MATERIAL FOR THIS EXERCISE –

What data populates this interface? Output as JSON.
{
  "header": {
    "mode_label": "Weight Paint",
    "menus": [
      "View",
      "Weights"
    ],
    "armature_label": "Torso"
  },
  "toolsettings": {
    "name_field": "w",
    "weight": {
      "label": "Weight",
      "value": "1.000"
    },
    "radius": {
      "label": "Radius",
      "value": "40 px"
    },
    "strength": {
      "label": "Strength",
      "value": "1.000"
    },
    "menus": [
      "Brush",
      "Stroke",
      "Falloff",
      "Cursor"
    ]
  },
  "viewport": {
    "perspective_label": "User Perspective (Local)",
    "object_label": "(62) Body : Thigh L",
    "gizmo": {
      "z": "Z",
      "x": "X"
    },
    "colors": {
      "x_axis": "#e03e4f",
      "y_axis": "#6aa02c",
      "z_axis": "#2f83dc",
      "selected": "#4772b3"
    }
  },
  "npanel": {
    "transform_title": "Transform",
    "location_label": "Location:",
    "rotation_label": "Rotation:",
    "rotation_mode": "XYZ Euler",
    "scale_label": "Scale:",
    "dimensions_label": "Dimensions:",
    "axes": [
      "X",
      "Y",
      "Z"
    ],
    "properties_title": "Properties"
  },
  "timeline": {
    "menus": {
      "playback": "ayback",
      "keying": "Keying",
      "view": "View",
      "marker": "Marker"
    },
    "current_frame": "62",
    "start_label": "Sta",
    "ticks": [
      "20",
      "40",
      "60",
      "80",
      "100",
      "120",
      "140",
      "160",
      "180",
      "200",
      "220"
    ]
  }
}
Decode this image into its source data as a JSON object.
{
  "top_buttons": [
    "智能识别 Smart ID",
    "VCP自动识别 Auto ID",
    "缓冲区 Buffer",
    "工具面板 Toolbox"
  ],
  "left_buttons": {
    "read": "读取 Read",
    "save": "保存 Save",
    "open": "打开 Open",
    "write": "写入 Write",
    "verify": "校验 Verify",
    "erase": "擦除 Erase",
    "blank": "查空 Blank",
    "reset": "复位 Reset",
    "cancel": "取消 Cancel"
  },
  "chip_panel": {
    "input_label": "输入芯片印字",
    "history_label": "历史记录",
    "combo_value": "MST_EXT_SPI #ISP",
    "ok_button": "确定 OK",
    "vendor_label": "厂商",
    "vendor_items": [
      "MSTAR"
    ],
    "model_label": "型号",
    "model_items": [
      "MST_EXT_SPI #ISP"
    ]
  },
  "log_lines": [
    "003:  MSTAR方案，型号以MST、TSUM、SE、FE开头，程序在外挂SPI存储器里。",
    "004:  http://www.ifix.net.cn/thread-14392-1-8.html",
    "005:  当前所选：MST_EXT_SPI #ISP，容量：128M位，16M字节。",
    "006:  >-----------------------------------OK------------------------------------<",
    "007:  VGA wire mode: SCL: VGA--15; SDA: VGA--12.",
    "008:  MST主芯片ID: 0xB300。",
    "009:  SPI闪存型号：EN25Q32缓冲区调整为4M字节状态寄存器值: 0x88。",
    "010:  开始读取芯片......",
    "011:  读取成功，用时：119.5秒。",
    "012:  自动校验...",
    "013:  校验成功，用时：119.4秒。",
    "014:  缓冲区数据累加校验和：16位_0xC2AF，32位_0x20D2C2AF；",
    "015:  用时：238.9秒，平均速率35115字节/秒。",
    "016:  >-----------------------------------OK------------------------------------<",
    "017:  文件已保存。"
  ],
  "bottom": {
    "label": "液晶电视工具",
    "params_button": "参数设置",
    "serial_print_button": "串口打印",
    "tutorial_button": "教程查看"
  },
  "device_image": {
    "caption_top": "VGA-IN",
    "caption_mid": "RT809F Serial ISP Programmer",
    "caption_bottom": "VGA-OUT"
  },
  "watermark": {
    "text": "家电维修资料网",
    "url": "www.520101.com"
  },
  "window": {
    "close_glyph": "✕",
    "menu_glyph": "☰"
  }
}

PROMPT – Please restate the records in full, word for word.

WRITTEN SOLUTION –
What data populates this interface? Output as JSON.
{
  "header": {
    "mode_label": "Weight Paint",
    "menus": [
      "View",
      "Weights"
    ],
    "armature_label": "Torso"
  },
  "toolsettings": {
    "name_field": "w",
    "weight": {
      "label": "Weight",
      "value": "1.000"
    },
    "radius": {
      "label": "Radius",
      "value": "40 px"
    },
    "strength": {
      "label": "Strength",
      "value": "1.000"
    },
    "menus": [
      "Brush",
      "Stroke",
      "Falloff",
      "Cursor"
    ]
  },
  "viewport": {
    "perspective_label": "User Perspective (Local)",
    "object_label": "(62) Body : Thigh L",
    "gizmo": {
      "z": "Z",
      "x": "X"
    },
    "colors": {
      "x_axis": "#e03e4f",
      "y_axis": "#6aa02c",
      "z_axis": "#2f83dc",
      "selected": "#4772b3"
    }
  },
  "npanel": {
    "transform_title": "Transform",
    "location_label": "Location:",
    "rotation_label": "Rotation:",
    "rotation_mode": "XYZ Euler",
    "scale_label": "Scale:",
    "dimensions_label": "Dimensions:",
    "axes": [
      "X",
      "Y",
      "Z"
    ],
    "properties_title": "Properties"
  },
  "timeline": {
    "menus": {
      "playback": "ayback",
      "keying": "Keying",
      "view": "View",
      "marker": "Marker"
    },
    "current_frame": "62",
    "start_label": "Sta",
    "ticks": [
      "20",
      "40",
      "60",
      "80",
      "100",
      "120",
      "140",
      "160",
      "180",
      "200",
      "220"
    ]
  }
}
Decode this image into its source data as a JSON object.
{
  "top_buttons": [
    "智能识别 Smart ID",
    "VCP自动识别 Auto ID",
    "缓冲区 Buffer",
    "工具面板 Toolbox"
  ],
  "left_buttons": {
    "read": "读取 Read",
    "save": "保存 Save",
    "open": "打开 Open",
    "write": "写入 Write",
    "verify": "校验 Verify",
    "erase": "擦除 Erase",
    "blank": "查空 Blank",
    "reset": "复位 Reset",
    "cancel": "取消 Cancel"
  },
  "chip_panel": {
    "input_label": "输入芯片印字",
    "history_label": "历史记录",
    "combo_value": "MST_EXT_SPI #ISP",
    "ok_button": "确定 OK",
    "vendor_label": "厂商",
    "vendor_items": [
      "MSTAR"
    ],
    "model_label": "型号",
    "model_items": [
      "MST_EXT_SPI #ISP"
    ]
  },
  "log_lines": [
    "003:  MSTAR方案，型号以MST、TSUM、SE、FE开头，程序在外挂SPI存储器里。",
    "004:  http://www.ifix.net.cn/thread-14392-1-8.html",
    "005:  当前所选：MST_EXT_SPI #ISP，容量：128M位，16M字节。",
    "006:  >-----------------------------------OK------------------------------------<",
    "007:  VGA wire mode: SCL: VGA--15; SDA: VGA--12.",
    "008:  MST主芯片ID: 0xB300。",
    "009:  SPI闪存型号：EN25Q32缓冲区调整为4M字节状态寄存器值: 0x88。",
    "010:  开始读取芯片......",
    "011:  读取成功，用时：119.5秒。",
    "012:  自动校验...",
    "013:  校验成功，用时：119.4秒。",
    "014:  缓冲区数据累加校验和：16位_0xC2AF，32位_0x20D2C2AF；",
    "015:  用时：238.9秒，平均速率35115字节/秒。",
    "016:  >-----------------------------------OK------------------------------------<",
    "017:  文件已保存。"
  ],
  "bottom": {
    "label": "液晶电视工具",
    "params_button": "参数设置",
    "serial_print_button": "串口打印",
    "tutorial_button": "教程查看"
  },
  "device_image": {
    "caption_top": "VGA-IN",
    "caption_mid": "RT809F Serial ISP Programmer",
    "caption_bottom": "VGA-OUT"
  },
  "watermark": {
    "text": "家电维修资料网",
    "url": "www.520101.com"
  },
  "window": {
    "close_glyph": "✕",
    "menu_glyph": "☰"
  }
}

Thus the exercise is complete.